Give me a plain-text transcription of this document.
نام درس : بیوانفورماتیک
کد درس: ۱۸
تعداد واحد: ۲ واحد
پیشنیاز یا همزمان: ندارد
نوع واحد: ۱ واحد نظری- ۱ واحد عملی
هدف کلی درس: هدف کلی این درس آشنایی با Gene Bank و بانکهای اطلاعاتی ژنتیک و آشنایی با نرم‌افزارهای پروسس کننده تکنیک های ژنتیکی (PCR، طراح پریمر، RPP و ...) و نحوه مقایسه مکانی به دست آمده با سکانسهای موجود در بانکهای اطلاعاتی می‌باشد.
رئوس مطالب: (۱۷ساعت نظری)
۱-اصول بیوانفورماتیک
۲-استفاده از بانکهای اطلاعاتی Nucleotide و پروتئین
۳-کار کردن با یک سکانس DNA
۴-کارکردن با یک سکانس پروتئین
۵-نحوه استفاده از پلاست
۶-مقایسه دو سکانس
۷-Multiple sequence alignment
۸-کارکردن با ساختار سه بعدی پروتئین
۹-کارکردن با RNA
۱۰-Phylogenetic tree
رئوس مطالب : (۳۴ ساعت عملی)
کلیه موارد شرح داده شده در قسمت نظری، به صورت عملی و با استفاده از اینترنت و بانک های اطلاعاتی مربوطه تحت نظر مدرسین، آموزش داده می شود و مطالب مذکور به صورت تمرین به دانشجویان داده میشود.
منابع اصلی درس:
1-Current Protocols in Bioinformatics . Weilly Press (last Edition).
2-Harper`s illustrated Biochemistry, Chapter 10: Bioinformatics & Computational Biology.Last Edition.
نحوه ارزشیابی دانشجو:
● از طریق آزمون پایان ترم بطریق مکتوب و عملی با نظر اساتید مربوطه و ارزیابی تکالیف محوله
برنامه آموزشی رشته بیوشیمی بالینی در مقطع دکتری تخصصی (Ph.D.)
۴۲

**Task**
Return each line among the entries that holds the word "بانکهای".

**Exercise result**
هدف کلی درس: هدف کلی این درس آشنایی با Gene Bank و بانکهای اطلاعاتی ژنتیک و آشنایی با نرم‌افزارهای پروسس کننده تکنیک های ژنتیکی (PCR، طراح پریمر، RPP و ...) و نحوه مقایسه مکانی به دست آمده با سکانسهای موجود در بانکهای اطلاعاتی می‌باشد.
۲-استفاده از بانکهای اطلاعاتی Nucleotide و پروتئین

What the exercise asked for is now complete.